• Work to be completed:
Copy the data that follows, character for character, minus the pictures.

━━━ Data lines

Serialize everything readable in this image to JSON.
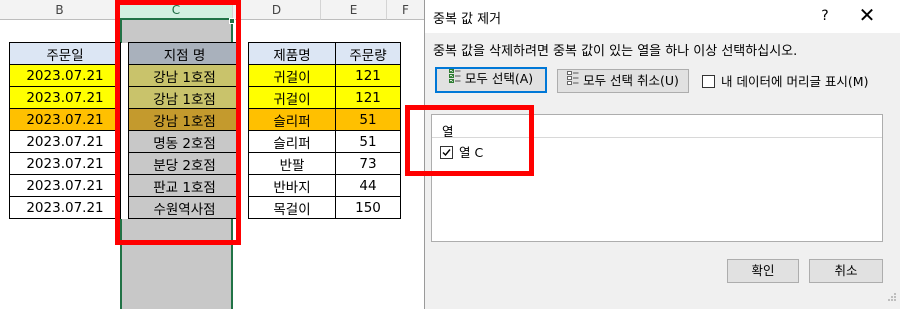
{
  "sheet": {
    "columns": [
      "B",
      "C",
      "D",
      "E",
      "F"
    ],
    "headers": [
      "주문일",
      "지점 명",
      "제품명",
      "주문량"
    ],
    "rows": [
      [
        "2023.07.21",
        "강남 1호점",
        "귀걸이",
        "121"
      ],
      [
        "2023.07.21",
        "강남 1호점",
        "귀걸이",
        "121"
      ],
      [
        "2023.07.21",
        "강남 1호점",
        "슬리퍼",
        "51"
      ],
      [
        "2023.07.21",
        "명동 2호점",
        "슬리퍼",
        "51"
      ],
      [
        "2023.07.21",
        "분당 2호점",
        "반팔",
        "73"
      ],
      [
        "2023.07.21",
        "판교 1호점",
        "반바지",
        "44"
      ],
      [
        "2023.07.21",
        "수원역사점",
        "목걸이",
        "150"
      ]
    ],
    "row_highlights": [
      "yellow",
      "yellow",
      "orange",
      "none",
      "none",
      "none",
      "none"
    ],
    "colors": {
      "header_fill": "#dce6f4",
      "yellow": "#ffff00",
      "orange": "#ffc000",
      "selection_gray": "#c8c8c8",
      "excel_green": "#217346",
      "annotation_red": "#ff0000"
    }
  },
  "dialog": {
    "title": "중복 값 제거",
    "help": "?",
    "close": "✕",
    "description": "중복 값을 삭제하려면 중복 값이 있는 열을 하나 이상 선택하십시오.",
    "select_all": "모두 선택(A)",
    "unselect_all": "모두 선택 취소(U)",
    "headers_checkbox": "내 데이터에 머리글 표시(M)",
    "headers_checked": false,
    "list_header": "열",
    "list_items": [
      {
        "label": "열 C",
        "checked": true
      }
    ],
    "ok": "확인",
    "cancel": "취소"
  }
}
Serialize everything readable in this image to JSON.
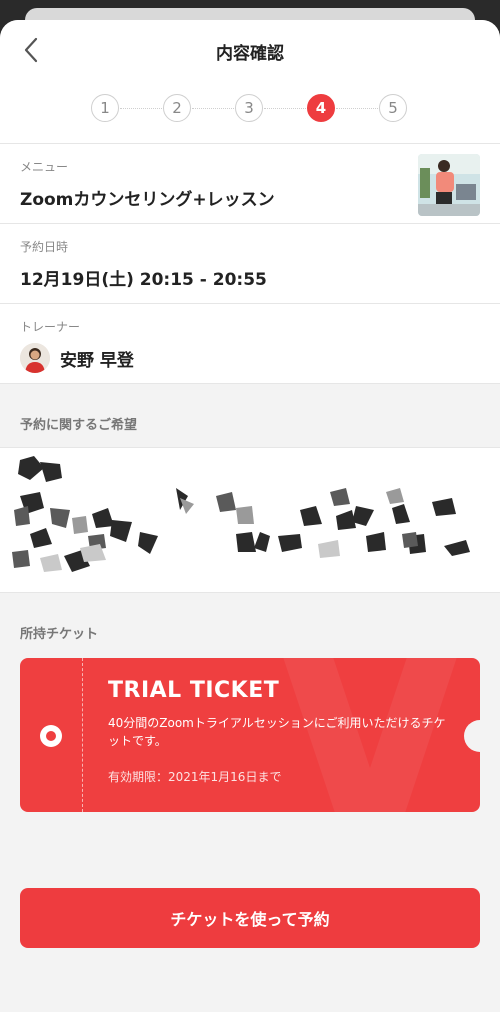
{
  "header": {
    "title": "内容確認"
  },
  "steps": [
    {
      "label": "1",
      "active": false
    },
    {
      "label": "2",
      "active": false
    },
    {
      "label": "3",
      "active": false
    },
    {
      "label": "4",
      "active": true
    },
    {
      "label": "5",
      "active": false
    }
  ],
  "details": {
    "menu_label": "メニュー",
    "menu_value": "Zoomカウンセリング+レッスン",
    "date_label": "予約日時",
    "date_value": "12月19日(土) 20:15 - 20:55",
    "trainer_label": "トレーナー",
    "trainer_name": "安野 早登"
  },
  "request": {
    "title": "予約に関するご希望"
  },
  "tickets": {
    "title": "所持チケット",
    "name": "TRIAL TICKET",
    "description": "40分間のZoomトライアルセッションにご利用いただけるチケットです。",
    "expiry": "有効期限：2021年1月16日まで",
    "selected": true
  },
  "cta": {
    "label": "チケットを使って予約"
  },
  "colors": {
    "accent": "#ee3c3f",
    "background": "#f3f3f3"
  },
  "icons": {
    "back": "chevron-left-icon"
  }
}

━━━━━━

• Exercise result:
Serialize everything readable in this image to JSON.
{
  "sheet": {
    "columns": [
      "B",
      "C",
      "D",
      "E",
      "F"
    ],
    "headers": [
      "주문일",
      "지점 명",
      "제품명",
      "주문량"
    ],
    "rows": [
      [
        "2023.07.21",
        "강남 1호점",
        "귀걸이",
        "121"
      ],
      [
        "2023.07.21",
        "강남 1호점",
        "귀걸이",
        "121"
      ],
      [
        "2023.07.21",
        "강남 1호점",
        "슬리퍼",
        "51"
      ],
      [
        "2023.07.21",
        "명동 2호점",
        "슬리퍼",
        "51"
      ],
      [
        "2023.07.21",
        "분당 2호점",
        "반팔",
        "73"
      ],
      [
        "2023.07.21",
        "판교 1호점",
        "반바지",
        "44"
      ],
      [
        "2023.07.21",
        "수원역사점",
        "목걸이",
        "150"
      ]
    ],
    "row_highlights": [
      "yellow",
      "yellow",
      "orange",
      "none",
      "none",
      "none",
      "none"
    ],
    "colors": {
      "header_fill": "#dce6f4",
      "yellow": "#ffff00",
      "orange": "#ffc000",
      "selection_gray": "#c8c8c8",
      "excel_green": "#217346",
      "annotation_red": "#ff0000"
    }
  },
  "dialog": {
    "title": "중복 값 제거",
    "help": "?",
    "close": "✕",
    "description": "중복 값을 삭제하려면 중복 값이 있는 열을 하나 이상 선택하십시오.",
    "select_all": "모두 선택(A)",
    "unselect_all": "모두 선택 취소(U)",
    "headers_checkbox": "내 데이터에 머리글 표시(M)",
    "headers_checked": false,
    "list_header": "열",
    "list_items": [
      {
        "label": "열 C",
        "checked": true
      }
    ],
    "ok": "확인",
    "cancel": "취소"
  }
}
Serialize everything readable in this image to JSON.
{
  "header": {
    "title": "内容確認"
  },
  "steps": [
    {
      "label": "1",
      "active": false
    },
    {
      "label": "2",
      "active": false
    },
    {
      "label": "3",
      "active": false
    },
    {
      "label": "4",
      "active": true
    },
    {
      "label": "5",
      "active": false
    }
  ],
  "details": {
    "menu_label": "メニュー",
    "menu_value": "Zoomカウンセリング+レッスン",
    "date_label": "予約日時",
    "date_value": "12月19日(土) 20:15 - 20:55",
    "trainer_label": "トレーナー",
    "trainer_name": "安野 早登"
  },
  "request": {
    "title": "予約に関するご希望"
  },
  "tickets": {
    "title": "所持チケット",
    "name": "TRIAL TICKET",
    "description": "40分間のZoomトライアルセッションにご利用いただけるチケットです。",
    "expiry": "有効期限：2021年1月16日まで",
    "selected": true
  },
  "cta": {
    "label": "チケットを使って予約"
  },
  "colors": {
    "accent": "#ee3c3f",
    "background": "#f3f3f3"
  },
  "icons": {
    "back": "chevron-left-icon"
  }
}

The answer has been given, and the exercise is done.